**THE REQUEST:**
Give the listing below again in full, exactly as written.

**AVAILABLE RECORDS:**
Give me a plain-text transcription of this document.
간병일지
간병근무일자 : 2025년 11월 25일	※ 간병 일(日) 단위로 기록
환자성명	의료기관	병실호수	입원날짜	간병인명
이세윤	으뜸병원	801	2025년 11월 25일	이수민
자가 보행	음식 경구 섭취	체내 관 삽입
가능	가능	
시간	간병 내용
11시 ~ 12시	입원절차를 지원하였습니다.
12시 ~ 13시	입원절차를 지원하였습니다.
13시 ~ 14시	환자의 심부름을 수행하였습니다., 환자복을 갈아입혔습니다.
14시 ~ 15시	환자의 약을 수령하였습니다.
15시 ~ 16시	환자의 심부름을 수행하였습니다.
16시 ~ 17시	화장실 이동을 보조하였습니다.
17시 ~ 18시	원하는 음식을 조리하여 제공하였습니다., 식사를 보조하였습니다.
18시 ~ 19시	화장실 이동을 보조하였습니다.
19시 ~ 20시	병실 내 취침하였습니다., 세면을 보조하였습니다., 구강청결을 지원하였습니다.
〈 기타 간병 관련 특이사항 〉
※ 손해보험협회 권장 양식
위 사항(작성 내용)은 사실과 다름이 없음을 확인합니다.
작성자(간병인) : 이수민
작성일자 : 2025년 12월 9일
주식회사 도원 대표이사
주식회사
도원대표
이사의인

**EXPECTED OUTPUT:**
Give me a plain-text transcription of this document.
간병일지
간병근무일자 : 2025년 11월 25일	※ 간병 일(日) 단위로 기록
환자성명	의료기관	병실호수	입원날짜	간병인명
이세윤	으뜸병원	801	2025년 11월 25일	이수민
자가 보행	음식 경구 섭취	체내 관 삽입
가능	가능	
시간	간병 내용
11시 ~ 12시	입원절차를 지원하였습니다.
12시 ~ 13시	입원절차를 지원하였습니다.
13시 ~ 14시	환자의 심부름을 수행하였습니다., 환자복을 갈아입혔습니다.
14시 ~ 15시	환자의 약을 수령하였습니다.
15시 ~ 16시	환자의 심부름을 수행하였습니다.
16시 ~ 17시	화장실 이동을 보조하였습니다.
17시 ~ 18시	원하는 음식을 조리하여 제공하였습니다., 식사를 보조하였습니다.
18시 ~ 19시	화장실 이동을 보조하였습니다.
19시 ~ 20시	병실 내 취침하였습니다., 세면을 보조하였습니다., 구강청결을 지원하였습니다.
〈 기타 간병 관련 특이사항 〉
※ 손해보험협회 권장 양식
위 사항(작성 내용)은 사실과 다름이 없음을 확인합니다.
작성자(간병인) : 이수민
작성일자 : 2025년 12월 9일
주식회사 도원 대표이사
주식회사
도원대표
이사의인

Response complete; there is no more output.